[Stored items from a collection]
• • •
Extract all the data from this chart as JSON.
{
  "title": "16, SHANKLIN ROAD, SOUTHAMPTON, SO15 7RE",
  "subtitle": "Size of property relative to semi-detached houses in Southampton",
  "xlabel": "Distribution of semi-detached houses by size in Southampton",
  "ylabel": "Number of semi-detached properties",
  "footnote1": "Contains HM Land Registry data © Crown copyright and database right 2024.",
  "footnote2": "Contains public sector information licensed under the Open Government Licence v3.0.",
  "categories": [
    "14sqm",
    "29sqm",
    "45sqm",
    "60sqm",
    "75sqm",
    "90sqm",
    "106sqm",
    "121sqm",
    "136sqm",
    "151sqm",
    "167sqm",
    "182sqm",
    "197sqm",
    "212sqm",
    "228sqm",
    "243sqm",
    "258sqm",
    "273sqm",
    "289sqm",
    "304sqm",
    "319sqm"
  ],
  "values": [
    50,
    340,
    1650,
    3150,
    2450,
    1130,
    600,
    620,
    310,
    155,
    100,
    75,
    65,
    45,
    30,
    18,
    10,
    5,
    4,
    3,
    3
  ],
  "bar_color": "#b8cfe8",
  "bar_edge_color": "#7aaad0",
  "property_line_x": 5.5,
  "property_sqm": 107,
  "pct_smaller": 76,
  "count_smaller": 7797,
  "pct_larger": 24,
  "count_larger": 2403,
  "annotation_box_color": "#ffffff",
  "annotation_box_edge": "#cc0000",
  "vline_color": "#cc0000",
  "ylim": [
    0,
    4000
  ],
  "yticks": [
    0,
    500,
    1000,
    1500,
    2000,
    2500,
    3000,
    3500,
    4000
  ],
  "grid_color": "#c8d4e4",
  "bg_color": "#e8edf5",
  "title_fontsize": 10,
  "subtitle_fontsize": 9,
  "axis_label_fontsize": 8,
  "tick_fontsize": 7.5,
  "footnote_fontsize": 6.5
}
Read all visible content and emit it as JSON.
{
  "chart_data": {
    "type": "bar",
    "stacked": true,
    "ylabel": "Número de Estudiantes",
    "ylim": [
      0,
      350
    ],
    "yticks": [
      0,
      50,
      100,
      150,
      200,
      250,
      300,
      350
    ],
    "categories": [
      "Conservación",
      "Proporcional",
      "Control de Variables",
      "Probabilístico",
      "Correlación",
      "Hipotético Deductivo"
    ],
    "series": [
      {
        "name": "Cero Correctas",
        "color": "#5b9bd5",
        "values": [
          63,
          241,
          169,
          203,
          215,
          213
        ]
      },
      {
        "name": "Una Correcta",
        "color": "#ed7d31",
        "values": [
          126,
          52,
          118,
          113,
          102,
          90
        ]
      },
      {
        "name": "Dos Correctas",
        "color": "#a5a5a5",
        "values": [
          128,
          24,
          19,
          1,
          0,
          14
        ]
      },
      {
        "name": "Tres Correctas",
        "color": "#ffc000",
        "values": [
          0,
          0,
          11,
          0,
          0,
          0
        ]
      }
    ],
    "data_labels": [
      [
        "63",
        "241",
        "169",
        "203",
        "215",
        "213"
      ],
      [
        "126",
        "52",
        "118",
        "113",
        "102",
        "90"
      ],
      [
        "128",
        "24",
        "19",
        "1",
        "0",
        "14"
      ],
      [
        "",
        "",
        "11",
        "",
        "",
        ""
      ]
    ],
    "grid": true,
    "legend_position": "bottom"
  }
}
• • •
Your instructions:
Quote each line above in full, word for word.

Exercise response:
Extract all the data from this chart as JSON.
{
  "title": "16, SHANKLIN ROAD, SOUTHAMPTON, SO15 7RE",
  "subtitle": "Size of property relative to semi-detached houses in Southampton",
  "xlabel": "Distribution of semi-detached houses by size in Southampton",
  "ylabel": "Number of semi-detached properties",
  "footnote1": "Contains HM Land Registry data © Crown copyright and database right 2024.",
  "footnote2": "Contains public sector information licensed under the Open Government Licence v3.0.",
  "categories": [
    "14sqm",
    "29sqm",
    "45sqm",
    "60sqm",
    "75sqm",
    "90sqm",
    "106sqm",
    "121sqm",
    "136sqm",
    "151sqm",
    "167sqm",
    "182sqm",
    "197sqm",
    "212sqm",
    "228sqm",
    "243sqm",
    "258sqm",
    "273sqm",
    "289sqm",
    "304sqm",
    "319sqm"
  ],
  "values": [
    50,
    340,
    1650,
    3150,
    2450,
    1130,
    600,
    620,
    310,
    155,
    100,
    75,
    65,
    45,
    30,
    18,
    10,
    5,
    4,
    3,
    3
  ],
  "bar_color": "#b8cfe8",
  "bar_edge_color": "#7aaad0",
  "property_line_x": 5.5,
  "property_sqm": 107,
  "pct_smaller": 76,
  "count_smaller": 7797,
  "pct_larger": 24,
  "count_larger": 2403,
  "annotation_box_color": "#ffffff",
  "annotation_box_edge": "#cc0000",
  "vline_color": "#cc0000",
  "ylim": [
    0,
    4000
  ],
  "yticks": [
    0,
    500,
    1000,
    1500,
    2000,
    2500,
    3000,
    3500,
    4000
  ],
  "grid_color": "#c8d4e4",
  "bg_color": "#e8edf5",
  "title_fontsize": 10,
  "subtitle_fontsize": 9,
  "axis_label_fontsize": 8,
  "tick_fontsize": 7.5,
  "footnote_fontsize": 6.5
}
Read all visible content and emit it as JSON.
{
  "chart_data": {
    "type": "bar",
    "stacked": true,
    "ylabel": "Número de Estudiantes",
    "ylim": [
      0,
      350
    ],
    "yticks": [
      0,
      50,
      100,
      150,
      200,
      250,
      300,
      350
    ],
    "categories": [
      "Conservación",
      "Proporcional",
      "Control de Variables",
      "Probabilístico",
      "Correlación",
      "Hipotético Deductivo"
    ],
    "series": [
      {
        "name": "Cero Correctas",
        "color": "#5b9bd5",
        "values": [
          63,
          241,
          169,
          203,
          215,
          213
        ]
      },
      {
        "name": "Una Correcta",
        "color": "#ed7d31",
        "values": [
          126,
          52,
          118,
          113,
          102,
          90
        ]
      },
      {
        "name": "Dos Correctas",
        "color": "#a5a5a5",
        "values": [
          128,
          24,
          19,
          1,
          0,
          14
        ]
      },
      {
        "name": "Tres Correctas",
        "color": "#ffc000",
        "values": [
          0,
          0,
          11,
          0,
          0,
          0
        ]
      }
    ],
    "data_labels": [
      [
        "63",
        "241",
        "169",
        "203",
        "215",
        "213"
      ],
      [
        "126",
        "52",
        "118",
        "113",
        "102",
        "90"
      ],
      [
        "128",
        "24",
        "19",
        "1",
        "0",
        "14"
      ],
      [
        "",
        "",
        "11",
        "",
        "",
        ""
      ]
    ],
    "grid": true,
    "legend_position": "bottom"
  }
}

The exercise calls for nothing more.